# [Passage shown]

..........

Million dollar idea using arduino, can they be sued?

when using the arduino on an invention is it possible to be sued? lets say the invention is net worth over million dollars or maybe even 1 billion dollars. Is it possible to be sued for using an Arduino to make the invention work

Possibly, if you plan on being closed source. The Arduino API is licensed under GPL/LGPL, and these impose strange restrictions on embedded software.

There is a requirement to allow a user to rebuild the GPL software (and essentially upgrade the firmware). Using an AVR this may mean the source code for the rest of the program be available, and someone could sue if they can't access it. You may have to custom write the parts you need.

However this is very unlikely, but if your project is worth a billion dollars, you can count on someone taking advantage of these edge cases to either make some money, or just plain steal your idea (Apple springs to mind).

Using the actual hardware is fine as far as I know.

Pyro

so let me try to be more clear, you bring up really good points. Your a really good help

so lets say I have a Mechanical product that will be used in combination with the Arduino, I plan on writing some code and combining other codes that I find for the Arduino. The Arduino will be used as a means to use sensors and lights.

what portion of that is prone to get a lawsuit?

the inventor has not hired a lawyer yet, they are just doing the beginning research and testing waters before they move to the next stage.

yes the idea could be close to 1 billion dollar if marketed correctly as there is nothing like it out there.

IM having trouble with this ast the moment, im in the beginning stages of something, and the people that have invented something big are using the arduino to make the product work.

what portion of their work can be sued? or taken to court? this is a promising 1billion dollar product.

example Mechanical product in prototype form will have an arduino inside in order to use code to move certain parts and sensors.

juancal123: when using the arduino on an invention is it possible to be sued? lets say the invention is net worth over million dollars or maybe even 1 billion dollars. Is it possible to be sued for using an Arduino to make the invention work

Why would you be sued? At the end of the day your product would have an Atmegaxxxx chip in it, and I doubt someone could sue you for using it.

..........

# [Exercise instructions]
Reproduce the passage of the Arduino lawsuit thread starting with "so lets say" and going on through "sensors and lights.", word for word. The lines that come next aren't needed for anything here.

# [Extracted entries]
..........

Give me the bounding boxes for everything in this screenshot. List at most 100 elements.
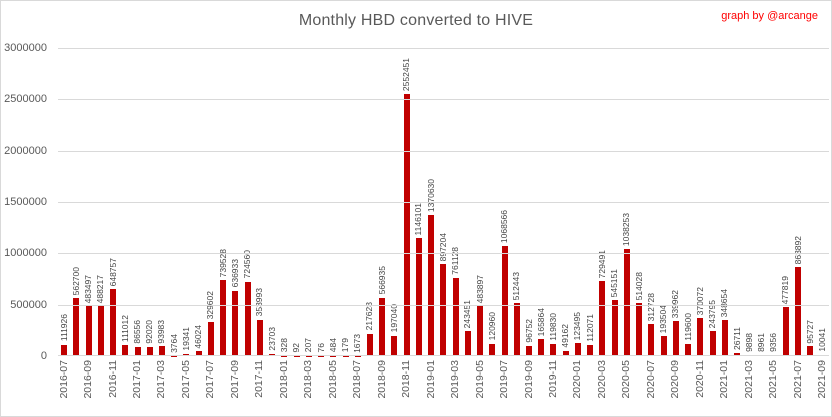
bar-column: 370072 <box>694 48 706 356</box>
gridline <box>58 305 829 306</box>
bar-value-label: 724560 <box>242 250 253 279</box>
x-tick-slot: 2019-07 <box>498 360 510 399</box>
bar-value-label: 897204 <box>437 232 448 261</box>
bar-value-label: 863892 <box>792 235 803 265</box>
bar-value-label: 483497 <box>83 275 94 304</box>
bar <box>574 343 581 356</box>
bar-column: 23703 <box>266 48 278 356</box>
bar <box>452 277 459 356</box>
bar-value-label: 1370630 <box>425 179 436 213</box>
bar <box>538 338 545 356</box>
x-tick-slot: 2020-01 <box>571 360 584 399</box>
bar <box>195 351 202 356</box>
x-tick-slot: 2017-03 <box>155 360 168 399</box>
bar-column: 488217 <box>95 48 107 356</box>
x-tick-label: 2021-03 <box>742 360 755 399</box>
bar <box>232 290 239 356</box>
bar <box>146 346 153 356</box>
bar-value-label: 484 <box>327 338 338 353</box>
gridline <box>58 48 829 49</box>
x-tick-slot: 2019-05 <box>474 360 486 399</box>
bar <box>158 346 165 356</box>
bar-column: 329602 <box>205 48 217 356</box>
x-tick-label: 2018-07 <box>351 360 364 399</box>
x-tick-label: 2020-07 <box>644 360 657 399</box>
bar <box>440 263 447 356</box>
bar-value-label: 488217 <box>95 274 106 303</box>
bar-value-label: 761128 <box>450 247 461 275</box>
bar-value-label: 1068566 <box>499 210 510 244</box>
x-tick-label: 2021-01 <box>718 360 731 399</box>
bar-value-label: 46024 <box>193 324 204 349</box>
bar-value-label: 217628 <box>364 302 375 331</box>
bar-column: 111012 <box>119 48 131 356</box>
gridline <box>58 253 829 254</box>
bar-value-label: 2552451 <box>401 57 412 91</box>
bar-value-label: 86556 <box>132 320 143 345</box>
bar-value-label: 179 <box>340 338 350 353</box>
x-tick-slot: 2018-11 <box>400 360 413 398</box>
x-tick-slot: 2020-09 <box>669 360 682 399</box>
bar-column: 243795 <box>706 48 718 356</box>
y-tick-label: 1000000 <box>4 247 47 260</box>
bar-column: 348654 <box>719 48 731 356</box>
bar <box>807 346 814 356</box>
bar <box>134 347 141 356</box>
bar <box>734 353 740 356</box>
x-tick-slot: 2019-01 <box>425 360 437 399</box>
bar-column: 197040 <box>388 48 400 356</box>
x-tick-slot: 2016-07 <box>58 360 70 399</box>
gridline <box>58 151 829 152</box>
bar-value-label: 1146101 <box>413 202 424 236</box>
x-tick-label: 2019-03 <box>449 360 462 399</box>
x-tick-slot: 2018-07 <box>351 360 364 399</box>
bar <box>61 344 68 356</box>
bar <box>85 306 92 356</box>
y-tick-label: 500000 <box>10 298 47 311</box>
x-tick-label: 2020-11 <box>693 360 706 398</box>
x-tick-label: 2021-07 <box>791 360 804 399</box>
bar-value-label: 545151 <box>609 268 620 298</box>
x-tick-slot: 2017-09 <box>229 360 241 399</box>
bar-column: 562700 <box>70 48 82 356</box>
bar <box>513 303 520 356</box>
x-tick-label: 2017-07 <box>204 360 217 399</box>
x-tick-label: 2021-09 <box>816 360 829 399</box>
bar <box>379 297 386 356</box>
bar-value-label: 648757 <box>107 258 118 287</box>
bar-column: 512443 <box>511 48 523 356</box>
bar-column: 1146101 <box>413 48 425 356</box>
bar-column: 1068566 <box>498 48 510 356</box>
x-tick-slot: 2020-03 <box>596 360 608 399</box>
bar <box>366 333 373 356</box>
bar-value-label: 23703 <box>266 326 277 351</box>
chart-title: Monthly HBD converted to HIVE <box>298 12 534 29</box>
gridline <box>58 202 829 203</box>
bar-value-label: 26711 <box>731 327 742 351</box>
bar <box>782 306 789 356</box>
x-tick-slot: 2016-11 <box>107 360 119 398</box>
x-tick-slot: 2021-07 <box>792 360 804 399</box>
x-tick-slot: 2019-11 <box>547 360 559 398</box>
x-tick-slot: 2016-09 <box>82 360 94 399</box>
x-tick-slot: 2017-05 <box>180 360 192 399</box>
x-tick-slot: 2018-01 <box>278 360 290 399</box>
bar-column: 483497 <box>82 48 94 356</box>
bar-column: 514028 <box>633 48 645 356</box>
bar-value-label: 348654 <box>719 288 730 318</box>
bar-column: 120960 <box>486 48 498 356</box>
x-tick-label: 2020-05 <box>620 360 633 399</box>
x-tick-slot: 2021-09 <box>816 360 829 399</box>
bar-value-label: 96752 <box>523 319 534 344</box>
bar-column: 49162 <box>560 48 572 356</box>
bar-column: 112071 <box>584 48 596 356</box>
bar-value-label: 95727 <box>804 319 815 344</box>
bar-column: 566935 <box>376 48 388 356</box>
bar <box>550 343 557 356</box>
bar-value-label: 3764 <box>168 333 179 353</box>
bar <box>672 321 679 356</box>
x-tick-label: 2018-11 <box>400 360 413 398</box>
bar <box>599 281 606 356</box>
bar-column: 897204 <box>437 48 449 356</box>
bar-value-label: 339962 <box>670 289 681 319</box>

..........

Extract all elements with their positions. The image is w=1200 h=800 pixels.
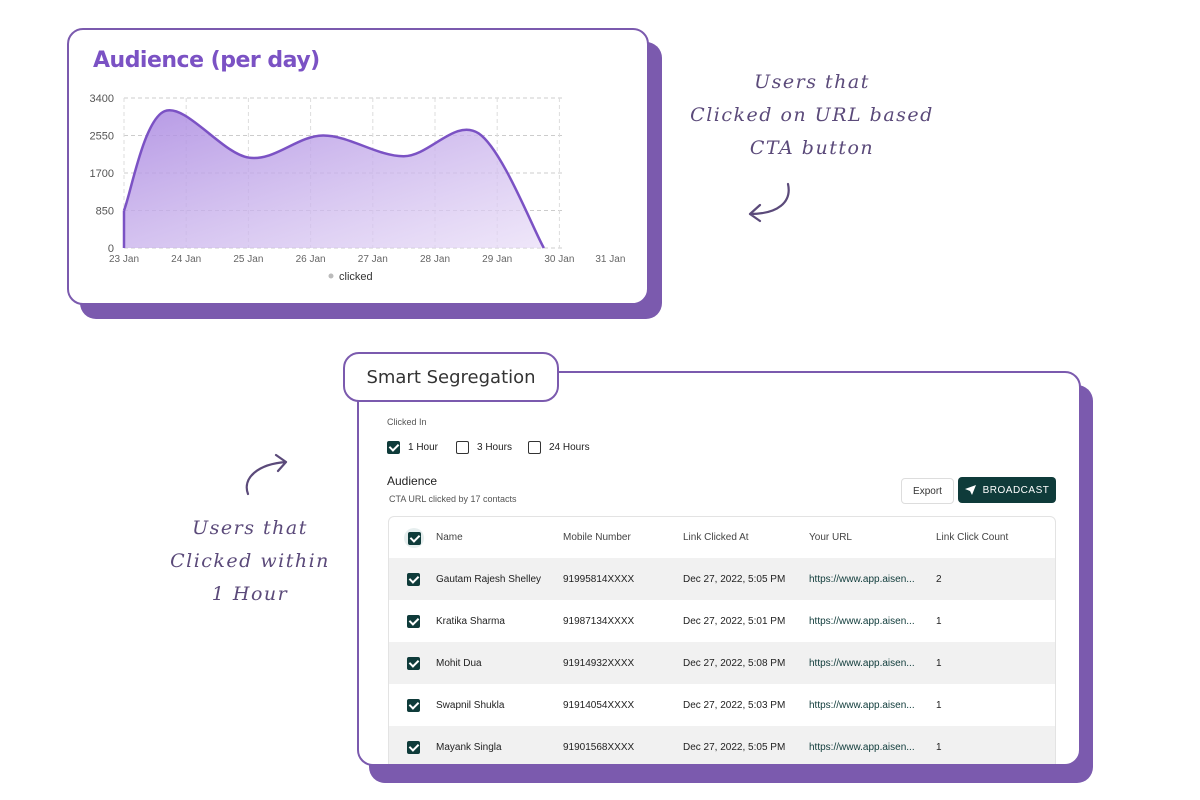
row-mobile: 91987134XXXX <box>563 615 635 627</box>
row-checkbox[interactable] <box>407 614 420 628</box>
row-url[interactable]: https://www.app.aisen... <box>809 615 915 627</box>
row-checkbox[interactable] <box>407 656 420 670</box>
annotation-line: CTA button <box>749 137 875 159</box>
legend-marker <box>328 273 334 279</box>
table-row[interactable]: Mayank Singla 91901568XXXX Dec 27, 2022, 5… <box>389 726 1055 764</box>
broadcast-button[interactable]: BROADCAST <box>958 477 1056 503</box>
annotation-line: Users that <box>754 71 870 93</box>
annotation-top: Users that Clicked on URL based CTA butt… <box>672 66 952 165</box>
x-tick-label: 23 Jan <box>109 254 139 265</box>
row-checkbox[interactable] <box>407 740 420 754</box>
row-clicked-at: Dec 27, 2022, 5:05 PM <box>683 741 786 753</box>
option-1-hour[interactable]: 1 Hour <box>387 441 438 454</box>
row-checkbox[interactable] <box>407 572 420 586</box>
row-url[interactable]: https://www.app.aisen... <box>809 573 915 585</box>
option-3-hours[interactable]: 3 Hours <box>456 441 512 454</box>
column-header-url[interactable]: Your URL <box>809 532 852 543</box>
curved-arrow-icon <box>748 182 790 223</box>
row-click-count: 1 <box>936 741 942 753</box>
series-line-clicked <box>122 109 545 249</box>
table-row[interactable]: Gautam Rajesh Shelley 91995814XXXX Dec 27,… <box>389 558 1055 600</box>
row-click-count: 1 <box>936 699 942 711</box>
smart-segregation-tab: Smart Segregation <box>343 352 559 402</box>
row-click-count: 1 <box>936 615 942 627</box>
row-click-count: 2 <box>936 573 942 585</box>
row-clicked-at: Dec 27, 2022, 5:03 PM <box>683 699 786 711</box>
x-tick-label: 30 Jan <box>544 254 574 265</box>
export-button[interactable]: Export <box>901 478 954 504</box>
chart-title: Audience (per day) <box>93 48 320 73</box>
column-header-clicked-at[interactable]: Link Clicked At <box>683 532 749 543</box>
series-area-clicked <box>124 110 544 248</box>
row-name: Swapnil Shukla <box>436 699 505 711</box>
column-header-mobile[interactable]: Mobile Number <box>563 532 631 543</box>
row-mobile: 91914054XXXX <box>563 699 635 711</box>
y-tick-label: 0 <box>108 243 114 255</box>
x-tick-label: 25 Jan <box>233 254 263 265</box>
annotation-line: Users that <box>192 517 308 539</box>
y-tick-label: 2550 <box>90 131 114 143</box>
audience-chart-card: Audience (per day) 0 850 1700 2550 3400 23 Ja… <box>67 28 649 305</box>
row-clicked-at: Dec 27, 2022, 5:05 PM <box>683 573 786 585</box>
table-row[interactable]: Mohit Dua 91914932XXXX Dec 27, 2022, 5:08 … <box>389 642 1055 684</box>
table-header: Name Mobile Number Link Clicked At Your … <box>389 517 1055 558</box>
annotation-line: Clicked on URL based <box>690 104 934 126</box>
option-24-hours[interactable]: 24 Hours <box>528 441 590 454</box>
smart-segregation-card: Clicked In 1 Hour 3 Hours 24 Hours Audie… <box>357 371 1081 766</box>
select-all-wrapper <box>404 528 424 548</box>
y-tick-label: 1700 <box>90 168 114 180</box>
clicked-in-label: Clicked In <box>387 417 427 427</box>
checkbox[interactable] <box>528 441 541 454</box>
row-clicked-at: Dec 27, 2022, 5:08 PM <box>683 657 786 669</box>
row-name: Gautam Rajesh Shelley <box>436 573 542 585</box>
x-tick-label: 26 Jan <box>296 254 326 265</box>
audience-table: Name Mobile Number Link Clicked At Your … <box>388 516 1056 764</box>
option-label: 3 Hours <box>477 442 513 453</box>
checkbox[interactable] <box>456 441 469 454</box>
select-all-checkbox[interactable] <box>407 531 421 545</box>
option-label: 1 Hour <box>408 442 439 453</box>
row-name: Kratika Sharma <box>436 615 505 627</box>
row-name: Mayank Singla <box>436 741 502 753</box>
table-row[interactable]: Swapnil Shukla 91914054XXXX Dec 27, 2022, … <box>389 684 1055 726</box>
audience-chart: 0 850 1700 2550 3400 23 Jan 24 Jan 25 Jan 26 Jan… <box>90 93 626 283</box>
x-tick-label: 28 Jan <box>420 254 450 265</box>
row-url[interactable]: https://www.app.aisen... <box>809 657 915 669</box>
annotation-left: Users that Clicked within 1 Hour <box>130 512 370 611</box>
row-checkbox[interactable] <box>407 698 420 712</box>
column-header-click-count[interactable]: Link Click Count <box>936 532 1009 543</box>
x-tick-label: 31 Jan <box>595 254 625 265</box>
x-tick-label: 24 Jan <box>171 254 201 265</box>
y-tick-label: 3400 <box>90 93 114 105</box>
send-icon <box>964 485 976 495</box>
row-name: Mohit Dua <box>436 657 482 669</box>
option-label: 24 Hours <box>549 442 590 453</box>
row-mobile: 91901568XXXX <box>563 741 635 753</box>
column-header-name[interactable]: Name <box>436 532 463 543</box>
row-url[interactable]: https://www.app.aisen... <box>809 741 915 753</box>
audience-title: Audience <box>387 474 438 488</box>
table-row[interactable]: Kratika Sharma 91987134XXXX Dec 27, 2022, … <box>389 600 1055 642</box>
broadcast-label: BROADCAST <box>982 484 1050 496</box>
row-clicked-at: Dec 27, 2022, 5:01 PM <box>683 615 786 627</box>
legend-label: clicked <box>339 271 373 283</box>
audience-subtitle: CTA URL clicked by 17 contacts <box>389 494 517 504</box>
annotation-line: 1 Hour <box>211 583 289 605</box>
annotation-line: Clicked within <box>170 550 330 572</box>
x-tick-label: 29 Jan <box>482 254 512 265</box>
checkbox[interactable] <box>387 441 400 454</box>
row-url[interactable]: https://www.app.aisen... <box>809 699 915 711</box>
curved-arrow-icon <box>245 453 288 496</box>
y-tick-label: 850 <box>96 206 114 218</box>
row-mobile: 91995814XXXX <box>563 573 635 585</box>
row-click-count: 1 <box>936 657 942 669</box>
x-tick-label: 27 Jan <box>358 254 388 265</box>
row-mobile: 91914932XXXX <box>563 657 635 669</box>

..........

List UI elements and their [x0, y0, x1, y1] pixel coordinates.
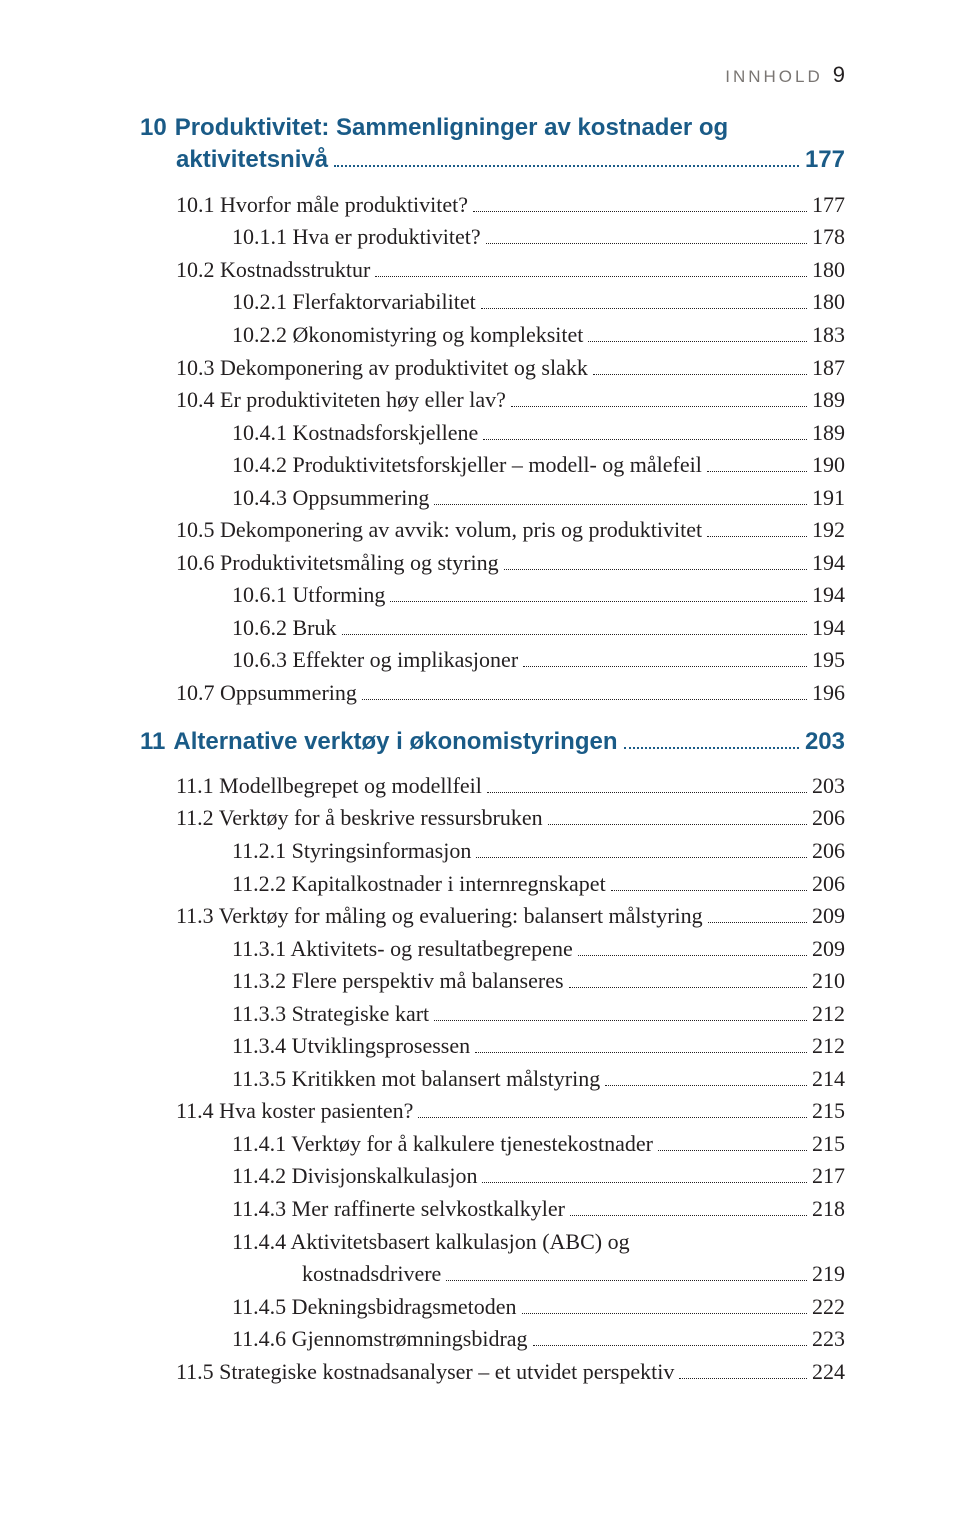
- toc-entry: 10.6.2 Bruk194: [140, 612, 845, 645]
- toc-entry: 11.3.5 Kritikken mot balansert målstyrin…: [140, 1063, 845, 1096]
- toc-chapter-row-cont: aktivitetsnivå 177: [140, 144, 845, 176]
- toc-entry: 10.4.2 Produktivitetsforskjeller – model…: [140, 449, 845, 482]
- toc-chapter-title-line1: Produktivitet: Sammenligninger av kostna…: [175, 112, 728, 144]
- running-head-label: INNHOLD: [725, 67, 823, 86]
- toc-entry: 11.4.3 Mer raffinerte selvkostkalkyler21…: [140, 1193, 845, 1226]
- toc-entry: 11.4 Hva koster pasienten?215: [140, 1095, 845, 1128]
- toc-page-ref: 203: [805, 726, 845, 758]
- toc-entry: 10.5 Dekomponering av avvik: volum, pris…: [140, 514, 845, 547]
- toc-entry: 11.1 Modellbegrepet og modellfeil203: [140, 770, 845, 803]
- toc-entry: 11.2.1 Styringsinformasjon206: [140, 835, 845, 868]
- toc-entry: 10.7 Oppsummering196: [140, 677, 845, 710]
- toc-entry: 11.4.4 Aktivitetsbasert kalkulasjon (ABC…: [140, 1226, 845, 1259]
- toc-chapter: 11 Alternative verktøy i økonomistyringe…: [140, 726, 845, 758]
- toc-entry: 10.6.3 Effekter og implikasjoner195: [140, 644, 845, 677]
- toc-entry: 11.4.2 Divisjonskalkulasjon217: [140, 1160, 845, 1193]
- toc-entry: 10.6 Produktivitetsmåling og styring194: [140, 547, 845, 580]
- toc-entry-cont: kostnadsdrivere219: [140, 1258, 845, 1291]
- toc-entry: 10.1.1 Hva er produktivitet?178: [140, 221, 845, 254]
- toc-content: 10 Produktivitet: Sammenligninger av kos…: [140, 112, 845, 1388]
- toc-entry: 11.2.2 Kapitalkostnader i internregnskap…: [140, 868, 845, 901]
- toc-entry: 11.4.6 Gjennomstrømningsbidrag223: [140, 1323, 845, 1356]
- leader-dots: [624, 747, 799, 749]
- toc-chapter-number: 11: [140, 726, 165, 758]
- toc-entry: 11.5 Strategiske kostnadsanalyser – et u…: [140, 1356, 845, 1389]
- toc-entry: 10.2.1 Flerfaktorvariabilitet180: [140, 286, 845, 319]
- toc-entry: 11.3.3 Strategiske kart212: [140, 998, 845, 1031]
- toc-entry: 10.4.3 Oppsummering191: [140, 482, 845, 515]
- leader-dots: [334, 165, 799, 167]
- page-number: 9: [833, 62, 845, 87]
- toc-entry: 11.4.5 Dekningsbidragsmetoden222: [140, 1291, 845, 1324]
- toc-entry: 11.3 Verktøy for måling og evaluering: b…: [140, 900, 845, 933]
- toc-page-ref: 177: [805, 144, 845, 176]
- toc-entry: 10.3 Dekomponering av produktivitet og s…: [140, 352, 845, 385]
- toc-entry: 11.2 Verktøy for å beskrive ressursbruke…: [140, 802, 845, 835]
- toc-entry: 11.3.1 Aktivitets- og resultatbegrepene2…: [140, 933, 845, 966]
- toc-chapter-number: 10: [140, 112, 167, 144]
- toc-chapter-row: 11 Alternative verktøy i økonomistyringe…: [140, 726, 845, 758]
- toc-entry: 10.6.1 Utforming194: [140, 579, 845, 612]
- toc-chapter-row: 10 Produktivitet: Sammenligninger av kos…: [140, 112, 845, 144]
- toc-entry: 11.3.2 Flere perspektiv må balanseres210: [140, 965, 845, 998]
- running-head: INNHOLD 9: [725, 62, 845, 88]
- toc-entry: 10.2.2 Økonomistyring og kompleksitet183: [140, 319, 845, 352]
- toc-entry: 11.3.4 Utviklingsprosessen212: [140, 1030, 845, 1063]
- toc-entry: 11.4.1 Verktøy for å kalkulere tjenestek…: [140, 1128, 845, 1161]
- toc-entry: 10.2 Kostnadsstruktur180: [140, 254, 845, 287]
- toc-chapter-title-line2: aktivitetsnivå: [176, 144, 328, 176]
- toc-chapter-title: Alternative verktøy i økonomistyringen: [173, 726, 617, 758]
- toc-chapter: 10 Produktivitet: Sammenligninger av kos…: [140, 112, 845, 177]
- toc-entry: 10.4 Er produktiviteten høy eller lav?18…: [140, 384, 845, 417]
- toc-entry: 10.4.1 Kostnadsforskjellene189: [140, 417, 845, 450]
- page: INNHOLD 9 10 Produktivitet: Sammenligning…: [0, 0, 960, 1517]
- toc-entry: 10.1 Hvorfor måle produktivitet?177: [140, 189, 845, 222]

..........

# [Result for this exercise]
so lets say I have a Mechanical product that will be used in combination with the Arduino, I plan on writing some code and combining other codes that I find for the Arduino. The Arduino will be used as a means to use sensors and lights.